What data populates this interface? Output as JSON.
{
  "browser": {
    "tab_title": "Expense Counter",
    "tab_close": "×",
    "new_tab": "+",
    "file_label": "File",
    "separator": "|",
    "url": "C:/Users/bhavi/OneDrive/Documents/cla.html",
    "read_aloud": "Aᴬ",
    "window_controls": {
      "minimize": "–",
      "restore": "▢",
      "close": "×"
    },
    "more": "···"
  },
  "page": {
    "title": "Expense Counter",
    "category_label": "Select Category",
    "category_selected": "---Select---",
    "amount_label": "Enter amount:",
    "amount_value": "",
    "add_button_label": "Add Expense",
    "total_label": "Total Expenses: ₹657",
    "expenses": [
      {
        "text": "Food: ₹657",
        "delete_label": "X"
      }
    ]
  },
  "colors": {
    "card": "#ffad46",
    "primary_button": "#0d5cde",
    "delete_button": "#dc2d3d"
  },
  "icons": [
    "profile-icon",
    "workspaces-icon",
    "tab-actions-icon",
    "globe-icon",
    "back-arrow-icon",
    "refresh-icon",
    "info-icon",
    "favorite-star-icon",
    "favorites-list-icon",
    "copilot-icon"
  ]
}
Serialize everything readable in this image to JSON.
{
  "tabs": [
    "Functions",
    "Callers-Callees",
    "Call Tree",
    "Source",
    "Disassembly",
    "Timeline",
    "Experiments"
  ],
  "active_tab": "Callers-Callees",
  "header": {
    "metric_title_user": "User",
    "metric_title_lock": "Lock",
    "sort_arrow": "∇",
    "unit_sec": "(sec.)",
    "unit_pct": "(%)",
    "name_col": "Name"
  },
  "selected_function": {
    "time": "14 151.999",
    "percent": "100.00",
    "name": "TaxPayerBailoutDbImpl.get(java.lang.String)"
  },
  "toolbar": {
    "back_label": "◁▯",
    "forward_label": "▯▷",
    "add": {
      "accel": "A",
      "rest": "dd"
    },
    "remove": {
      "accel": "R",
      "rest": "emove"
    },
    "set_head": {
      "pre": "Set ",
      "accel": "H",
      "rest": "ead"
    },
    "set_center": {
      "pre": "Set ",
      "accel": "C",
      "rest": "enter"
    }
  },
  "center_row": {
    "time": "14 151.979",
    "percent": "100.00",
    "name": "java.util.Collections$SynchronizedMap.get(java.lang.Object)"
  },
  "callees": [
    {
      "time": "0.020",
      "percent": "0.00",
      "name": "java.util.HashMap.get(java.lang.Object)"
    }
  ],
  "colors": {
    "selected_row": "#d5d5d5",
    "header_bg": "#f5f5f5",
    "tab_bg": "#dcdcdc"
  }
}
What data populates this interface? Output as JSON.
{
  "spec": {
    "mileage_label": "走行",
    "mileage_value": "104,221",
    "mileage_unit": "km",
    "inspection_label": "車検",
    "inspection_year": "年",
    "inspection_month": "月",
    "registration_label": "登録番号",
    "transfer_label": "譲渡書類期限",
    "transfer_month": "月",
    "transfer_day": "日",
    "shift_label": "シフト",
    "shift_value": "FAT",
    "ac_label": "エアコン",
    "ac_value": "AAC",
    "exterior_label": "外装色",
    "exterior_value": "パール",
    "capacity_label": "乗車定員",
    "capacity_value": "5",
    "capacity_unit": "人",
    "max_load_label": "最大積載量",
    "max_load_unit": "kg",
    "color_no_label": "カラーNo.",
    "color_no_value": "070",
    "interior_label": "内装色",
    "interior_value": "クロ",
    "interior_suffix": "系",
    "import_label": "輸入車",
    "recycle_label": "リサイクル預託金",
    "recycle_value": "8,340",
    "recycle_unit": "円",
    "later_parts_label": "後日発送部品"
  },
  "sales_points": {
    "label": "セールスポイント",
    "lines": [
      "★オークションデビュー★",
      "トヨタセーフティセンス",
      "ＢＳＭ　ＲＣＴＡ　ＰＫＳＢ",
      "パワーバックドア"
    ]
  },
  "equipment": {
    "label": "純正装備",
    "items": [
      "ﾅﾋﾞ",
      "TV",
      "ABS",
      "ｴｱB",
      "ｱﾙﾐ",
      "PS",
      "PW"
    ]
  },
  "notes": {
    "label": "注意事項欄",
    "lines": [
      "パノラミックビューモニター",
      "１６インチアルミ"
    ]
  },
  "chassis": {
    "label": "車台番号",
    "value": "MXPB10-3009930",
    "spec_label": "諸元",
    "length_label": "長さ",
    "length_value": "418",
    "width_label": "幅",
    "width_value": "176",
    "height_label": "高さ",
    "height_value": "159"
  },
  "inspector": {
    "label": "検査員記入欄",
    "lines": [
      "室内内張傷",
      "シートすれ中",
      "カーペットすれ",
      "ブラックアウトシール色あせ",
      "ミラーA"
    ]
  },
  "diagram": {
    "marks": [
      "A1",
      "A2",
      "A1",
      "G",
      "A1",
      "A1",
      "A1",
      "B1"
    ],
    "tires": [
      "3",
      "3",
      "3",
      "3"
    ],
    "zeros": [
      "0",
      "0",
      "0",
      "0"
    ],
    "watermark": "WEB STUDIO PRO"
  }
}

******

- What you need to do
Restate the whole listing exactly, leaving out nothing.

- Output for this exercise
What data populates this interface? Output as JSON.
{
  "browser": {
    "tab_title": "Expense Counter",
    "tab_close": "×",
    "new_tab": "+",
    "file_label": "File",
    "separator": "|",
    "url": "C:/Users/bhavi/OneDrive/Documents/cla.html",
    "read_aloud": "Aᴬ",
    "window_controls": {
      "minimize": "–",
      "restore": "▢",
      "close": "×"
    },
    "more": "···"
  },
  "page": {
    "title": "Expense Counter",
    "category_label": "Select Category",
    "category_selected": "---Select---",
    "amount_label": "Enter amount:",
    "amount_value": "",
    "add_button_label": "Add Expense",
    "total_label": "Total Expenses: ₹657",
    "expenses": [
      {
        "text": "Food: ₹657",
        "delete_label": "X"
      }
    ]
  },
  "colors": {
    "card": "#ffad46",
    "primary_button": "#0d5cde",
    "delete_button": "#dc2d3d"
  },
  "icons": [
    "profile-icon",
    "workspaces-icon",
    "tab-actions-icon",
    "globe-icon",
    "back-arrow-icon",
    "refresh-icon",
    "info-icon",
    "favorite-star-icon",
    "favorites-list-icon",
    "copilot-icon"
  ]
}
Serialize everything readable in this image to JSON.
{
  "tabs": [
    "Functions",
    "Callers-Callees",
    "Call Tree",
    "Source",
    "Disassembly",
    "Timeline",
    "Experiments"
  ],
  "active_tab": "Callers-Callees",
  "header": {
    "metric_title_user": "User",
    "metric_title_lock": "Lock",
    "sort_arrow": "∇",
    "unit_sec": "(sec.)",
    "unit_pct": "(%)",
    "name_col": "Name"
  },
  "selected_function": {
    "time": "14 151.999",
    "percent": "100.00",
    "name": "TaxPayerBailoutDbImpl.get(java.lang.String)"
  },
  "toolbar": {
    "back_label": "◁▯",
    "forward_label": "▯▷",
    "add": {
      "accel": "A",
      "rest": "dd"
    },
    "remove": {
      "accel": "R",
      "rest": "emove"
    },
    "set_head": {
      "pre": "Set ",
      "accel": "H",
      "rest": "ead"
    },
    "set_center": {
      "pre": "Set ",
      "accel": "C",
      "rest": "enter"
    }
  },
  "center_row": {
    "time": "14 151.979",
    "percent": "100.00",
    "name": "java.util.Collections$SynchronizedMap.get(java.lang.Object)"
  },
  "callees": [
    {
      "time": "0.020",
      "percent": "0.00",
      "name": "java.util.HashMap.get(java.lang.Object)"
    }
  ],
  "colors": {
    "selected_row": "#d5d5d5",
    "header_bg": "#f5f5f5",
    "tab_bg": "#dcdcdc"
  }
}
What data populates this interface? Output as JSON.
{
  "spec": {
    "mileage_label": "走行",
    "mileage_value": "104,221",
    "mileage_unit": "km",
    "inspection_label": "車検",
    "inspection_year": "年",
    "inspection_month": "月",
    "registration_label": "登録番号",
    "transfer_label": "譲渡書類期限",
    "transfer_month": "月",
    "transfer_day": "日",
    "shift_label": "シフト",
    "shift_value": "FAT",
    "ac_label": "エアコン",
    "ac_value": "AAC",
    "exterior_label": "外装色",
    "exterior_value": "パール",
    "capacity_label": "乗車定員",
    "capacity_value": "5",
    "capacity_unit": "人",
    "max_load_label": "最大積載量",
    "max_load_unit": "kg",
    "color_no_label": "カラーNo.",
    "color_no_value": "070",
    "interior_label": "内装色",
    "interior_value": "クロ",
    "interior_suffix": "系",
    "import_label": "輸入車",
    "recycle_label": "リサイクル預託金",
    "recycle_value": "8,340",
    "recycle_unit": "円",
    "later_parts_label": "後日発送部品"
  },
  "sales_points": {
    "label": "セールスポイント",
    "lines": [
      "★オークションデビュー★",
      "トヨタセーフティセンス",
      "ＢＳＭ　ＲＣＴＡ　ＰＫＳＢ",
      "パワーバックドア"
    ]
  },
  "equipment": {
    "label": "純正装備",
    "items": [
      "ﾅﾋﾞ",
      "TV",
      "ABS",
      "ｴｱB",
      "ｱﾙﾐ",
      "PS",
      "PW"
    ]
  },
  "notes": {
    "label": "注意事項欄",
    "lines": [
      "パノラミックビューモニター",
      "１６インチアルミ"
    ]
  },
  "chassis": {
    "label": "車台番号",
    "value": "MXPB10-3009930",
    "spec_label": "諸元",
    "length_label": "長さ",
    "length_value": "418",
    "width_label": "幅",
    "width_value": "176",
    "height_label": "高さ",
    "height_value": "159"
  },
  "inspector": {
    "label": "検査員記入欄",
    "lines": [
      "室内内張傷",
      "シートすれ中",
      "カーペットすれ",
      "ブラックアウトシール色あせ",
      "ミラーA"
    ]
  },
  "diagram": {
    "marks": [
      "A1",
      "A2",
      "A1",
      "G",
      "A1",
      "A1",
      "A1",
      "B1"
    ],
    "tires": [
      "3",
      "3",
      "3",
      "3"
    ],
    "zeros": [
      "0",
      "0",
      "0",
      "0"
    ],
    "watermark": "WEB STUDIO PRO"
  }
}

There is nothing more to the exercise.